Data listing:
— BEGIN —

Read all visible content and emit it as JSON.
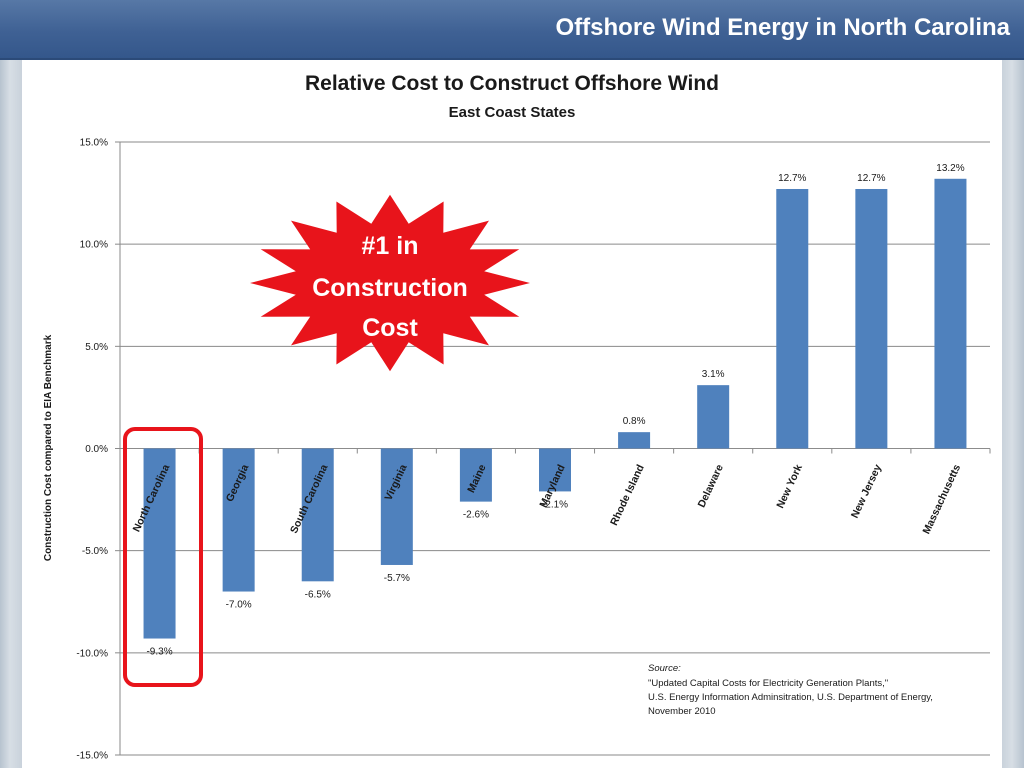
{
  "header": {
    "title": "Offshore Wind Energy in North Carolina"
  },
  "callout": {
    "lines": [
      "#1 in",
      "Construction",
      "Cost"
    ]
  },
  "source_note": {
    "lines": [
      "Source:",
      "\"Updated Capital Costs for Electricity Generation Plants,\"",
      "U.S. Energy Information Adminsitration, U.S. Department of Energy,",
      "November 2010"
    ]
  },
  "highlight": {
    "category": "North Carolina",
    "color": "#e8141b"
  },
  "chart_data": {
    "type": "bar",
    "title": "Relative Cost to Construct Offshore Wind",
    "subtitle": "East Coast States",
    "ylabel": "Construction Cost compared to EIA Benchmark",
    "xlabel": "",
    "ylim": [
      -15,
      15
    ],
    "yticks": [
      15,
      10,
      5,
      0,
      -5,
      -10,
      -15
    ],
    "ytick_labels": [
      "15.0%",
      "10.0%",
      "5.0%",
      "0.0%",
      "-5.0%",
      "-10.0%",
      "-15.0%"
    ],
    "grid": true,
    "bar_color": "#4f81bd",
    "categories": [
      "North Carolina",
      "Georgia",
      "South Carolina",
      "Virginia",
      "Maine",
      "Maryland",
      "Rhode Island",
      "Delaware",
      "New York",
      "New Jersey",
      "Massachusetts"
    ],
    "values": [
      -9.3,
      -7.0,
      -6.5,
      -5.7,
      -2.6,
      -2.1,
      0.8,
      3.1,
      12.7,
      12.7,
      13.2
    ],
    "value_labels": [
      "-9.3%",
      "-7.0%",
      "-6.5%",
      "-5.7%",
      "-2.6%",
      "-2.1%",
      "0.8%",
      "3.1%",
      "12.7%",
      "12.7%",
      "13.2%"
    ]
  }
}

— END —

Look through the entries above and list every line containing "Carolina".

== RIGHT ANSWER ==
    "title": "Offshore Wind Energy in North Carolina"
    "category": "North Carolina",
      "North Carolina",
      "South Carolina",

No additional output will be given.